> **Task directions**
Return every line below in which "this" appears.

──────── Input data

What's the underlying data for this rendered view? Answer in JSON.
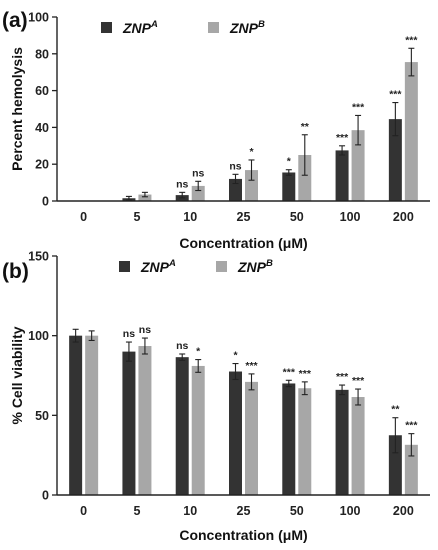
{
  "chart_data": [
    {
      "panel_label": "(a)",
      "type": "bar",
      "ylabel": "Percent hemolysis",
      "xlabel": "Concentration (μM)",
      "ylim": [
        0,
        100
      ],
      "yticks": [
        0,
        20,
        40,
        60,
        80,
        100
      ],
      "categories": [
        "0",
        "5",
        "10",
        "25",
        "50",
        "100",
        "200"
      ],
      "legend_position": "top",
      "series": [
        {
          "name": "ZNP",
          "superscript": "A",
          "color": "#333333",
          "values": [
            0,
            1.5,
            3.2,
            12,
            15.5,
            27.5,
            44.5
          ],
          "errors": [
            0,
            1,
            1.5,
            2.5,
            1.5,
            2.5,
            9
          ],
          "significance": [
            "",
            "",
            "ns",
            "ns",
            "*",
            "***",
            "***"
          ]
        },
        {
          "name": "ZNP",
          "superscript": "B",
          "color": "#a7a7a7",
          "values": [
            0,
            3.5,
            8.2,
            16.8,
            25,
            38.5,
            75.5
          ],
          "errors": [
            0,
            1.2,
            2.5,
            5.5,
            11,
            8,
            7.5
          ],
          "significance": [
            "",
            "",
            "ns",
            "*",
            "**",
            "***",
            "***"
          ]
        }
      ]
    },
    {
      "panel_label": "(b)",
      "type": "bar",
      "ylabel": "% Cell viability",
      "xlabel": "Concentration (μM)",
      "ylim": [
        0,
        150
      ],
      "yticks": [
        0,
        50,
        100,
        150
      ],
      "categories": [
        "0",
        "5",
        "10",
        "25",
        "50",
        "100",
        "200"
      ],
      "legend_position": "top",
      "series": [
        {
          "name": "ZNP",
          "superscript": "A",
          "color": "#333333",
          "values": [
            100,
            90,
            86.5,
            77.5,
            70,
            66,
            37.5
          ],
          "errors": [
            4,
            6,
            2,
            5,
            2,
            3,
            11
          ],
          "significance": [
            "",
            "ns",
            "ns",
            "*",
            "***",
            "***",
            "**"
          ]
        },
        {
          "name": "ZNP",
          "superscript": "B",
          "color": "#a7a7a7",
          "values": [
            100,
            93.5,
            81,
            71,
            67,
            61.5,
            31.5
          ],
          "errors": [
            3,
            5,
            4,
            5,
            4,
            5,
            7
          ],
          "significance": [
            "",
            "ns",
            "*",
            "***",
            "***",
            "***",
            "***"
          ]
        }
      ]
    }
  ]
}
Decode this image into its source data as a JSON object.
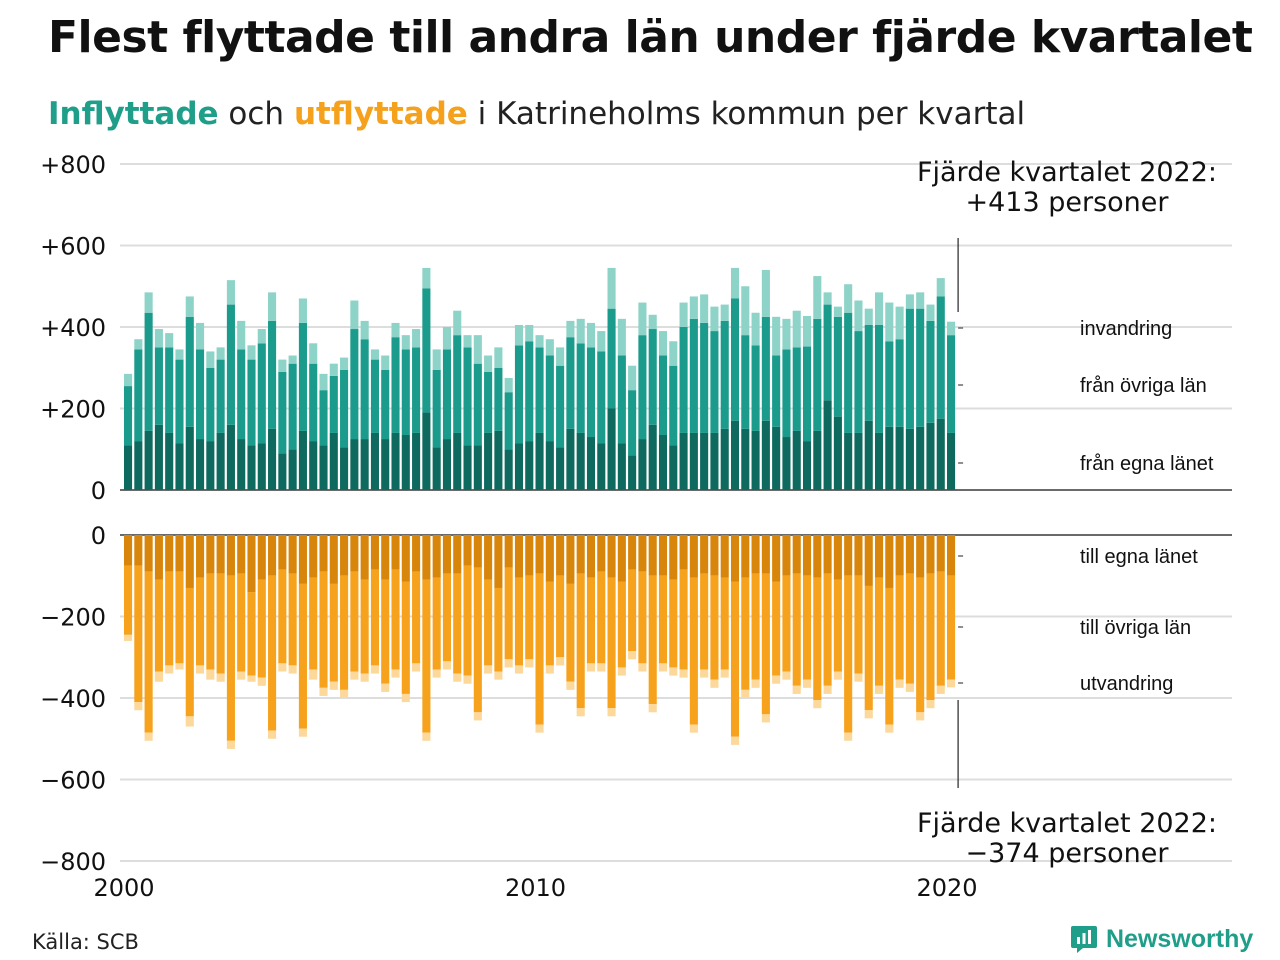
{
  "title": "Flest flyttade till andra län under fjärde kvartalet",
  "subtitle": {
    "in_word": "Inflyttade",
    "and_word": "och",
    "out_word": "utflyttade",
    "rest": "i Katrineholms kommun per kvartal"
  },
  "source": "Källa: SCB",
  "brand": "Newsworthy",
  "colors": {
    "in_own": "#0e6a5e",
    "in_other": "#1a9b8b",
    "in_immig": "#8dd3c7",
    "out_own": "#d8860b",
    "out_other": "#f6a21d",
    "out_emig": "#fcd89a",
    "grid": "#dddddd",
    "axis": "#111111"
  },
  "annotations": {
    "top": [
      "Fjärde kvartalet 2022:",
      "+413 personer"
    ],
    "bottom": [
      "Fjärde kvartalet 2022:",
      "−374 personer"
    ]
  },
  "chart_data": {
    "type": "bar",
    "stacked": true,
    "x_start": 2000,
    "x_ticks": [
      "2000",
      "2010",
      "2020"
    ],
    "x_tick_values": [
      2000,
      2010,
      2020
    ],
    "upper_panel": {
      "ylim": [
        0,
        800
      ],
      "y_ticks": [
        0,
        200,
        400,
        600,
        800
      ],
      "y_tick_labels": [
        "0",
        "+200",
        "+400",
        "+600",
        "+800"
      ]
    },
    "lower_panel": {
      "ylim": [
        -800,
        0
      ],
      "y_ticks": [
        0,
        -200,
        -400,
        -600,
        -800
      ],
      "y_tick_labels": [
        "0",
        "−200",
        "−400",
        "−600",
        "−800"
      ]
    },
    "in_series": [
      {
        "name": "från egna länet",
        "values": [
          110,
          120,
          145,
          160,
          140,
          115,
          155,
          125,
          120,
          140,
          160,
          125,
          110,
          115,
          150,
          90,
          100,
          145,
          120,
          110,
          140,
          105,
          125,
          125,
          140,
          125,
          140,
          135,
          140,
          190,
          105,
          125,
          140,
          110,
          110,
          140,
          145,
          100,
          115,
          120,
          140,
          120,
          105,
          150,
          140,
          130,
          115,
          200,
          115,
          85,
          125,
          160,
          135,
          110,
          140,
          140,
          140,
          140,
          150,
          170,
          150,
          145,
          170,
          155,
          130,
          145,
          120,
          145,
          220,
          180,
          140,
          140,
          170,
          140,
          155,
          155,
          150,
          155,
          165,
          175,
          140
        ]
      },
      {
        "name": "från övriga län",
        "values": [
          145,
          225,
          290,
          190,
          210,
          205,
          270,
          220,
          180,
          180,
          295,
          220,
          210,
          245,
          265,
          200,
          210,
          265,
          190,
          135,
          140,
          190,
          270,
          245,
          180,
          170,
          235,
          210,
          210,
          305,
          190,
          220,
          240,
          240,
          200,
          150,
          155,
          140,
          240,
          245,
          210,
          210,
          200,
          225,
          220,
          220,
          225,
          245,
          215,
          160,
          255,
          235,
          195,
          195,
          260,
          280,
          270,
          250,
          265,
          300,
          230,
          210,
          255,
          175,
          215,
          205,
          232,
          275,
          235,
          245,
          295,
          250,
          235,
          265,
          210,
          215,
          295,
          290,
          250,
          300,
          240
        ]
      },
      {
        "name": "invandring",
        "values": [
          30,
          25,
          50,
          45,
          35,
          25,
          50,
          65,
          40,
          30,
          60,
          70,
          35,
          35,
          70,
          30,
          20,
          60,
          50,
          40,
          30,
          30,
          70,
          45,
          25,
          35,
          35,
          35,
          45,
          50,
          50,
          55,
          60,
          30,
          70,
          40,
          50,
          35,
          50,
          40,
          30,
          40,
          45,
          40,
          60,
          60,
          50,
          100,
          90,
          60,
          80,
          35,
          60,
          60,
          60,
          55,
          70,
          60,
          40,
          75,
          120,
          80,
          115,
          95,
          75,
          90,
          75,
          105,
          30,
          25,
          70,
          75,
          40,
          80,
          95,
          80,
          35,
          40,
          40,
          45,
          33
        ]
      },
      {
        "name": "invandring_extra",
        "values": [
          0,
          0,
          0,
          0,
          0,
          0,
          0,
          0,
          0,
          0,
          0,
          0,
          0,
          0,
          0,
          0,
          0,
          0,
          0,
          0,
          0,
          0,
          0,
          0,
          0,
          0,
          0,
          0,
          0,
          0,
          0,
          0,
          0,
          0,
          0,
          0,
          0,
          0,
          0,
          0,
          0,
          0,
          0,
          0,
          0,
          0,
          0,
          0,
          0,
          0,
          0,
          0,
          0,
          0,
          0,
          0,
          0,
          0,
          0,
          0,
          0,
          0,
          0,
          0,
          0,
          0,
          0,
          0,
          0,
          0,
          0,
          0,
          0,
          0,
          0,
          0,
          0,
          0,
          0,
          0,
          0
        ]
      }
    ],
    "out_series": [
      {
        "name": "till egna länet",
        "values": [
          75,
          75,
          90,
          110,
          90,
          90,
          130,
          105,
          95,
          95,
          100,
          95,
          140,
          110,
          100,
          85,
          95,
          120,
          105,
          90,
          120,
          100,
          90,
          110,
          85,
          110,
          85,
          115,
          90,
          110,
          105,
          95,
          95,
          75,
          80,
          110,
          130,
          80,
          105,
          100,
          95,
          115,
          100,
          120,
          95,
          105,
          90,
          105,
          115,
          85,
          90,
          100,
          100,
          110,
          85,
          105,
          95,
          100,
          105,
          115,
          105,
          95,
          95,
          115,
          100,
          95,
          100,
          105,
          95,
          110,
          100,
          100,
          125,
          105,
          130,
          100,
          95,
          105,
          95,
          90,
          100
        ]
      },
      {
        "name": "till övriga län",
        "values": [
          170,
          335,
          395,
          225,
          230,
          225,
          315,
          215,
          235,
          245,
          405,
          240,
          205,
          240,
          380,
          230,
          225,
          355,
          225,
          285,
          240,
          280,
          245,
          230,
          235,
          255,
          245,
          275,
          225,
          375,
          225,
          215,
          245,
          270,
          355,
          210,
          205,
          225,
          215,
          205,
          370,
          205,
          200,
          240,
          330,
          210,
          225,
          320,
          210,
          200,
          225,
          315,
          215,
          215,
          245,
          360,
          235,
          255,
          225,
          380,
          275,
          260,
          345,
          230,
          235,
          275,
          255,
          300,
          275,
          225,
          385,
          240,
          305,
          265,
          335,
          255,
          270,
          330,
          310,
          280,
          255
        ]
      },
      {
        "name": "utvandring",
        "values": [
          15,
          20,
          20,
          25,
          20,
          15,
          25,
          20,
          25,
          20,
          20,
          20,
          15,
          20,
          20,
          20,
          20,
          20,
          25,
          20,
          20,
          20,
          20,
          20,
          20,
          20,
          20,
          20,
          20,
          20,
          20,
          20,
          20,
          20,
          20,
          20,
          20,
          20,
          20,
          20,
          20,
          20,
          20,
          20,
          20,
          20,
          20,
          20,
          20,
          20,
          20,
          20,
          20,
          20,
          20,
          20,
          20,
          20,
          20,
          20,
          20,
          20,
          20,
          20,
          20,
          20,
          20,
          20,
          20,
          20,
          20,
          20,
          20,
          20,
          20,
          20,
          20,
          20,
          20,
          20,
          19
        ]
      }
    ],
    "series_labels_in": [
      "invandring",
      "från övriga län",
      "från egna länet"
    ],
    "series_labels_out": [
      "till egna länet",
      "till övriga län",
      "utvandring"
    ]
  }
}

────────────────

> **Written solution**
What's the underlying data for this rendered view? Answer in JSON.
Decode this image into its source data as a JSON object.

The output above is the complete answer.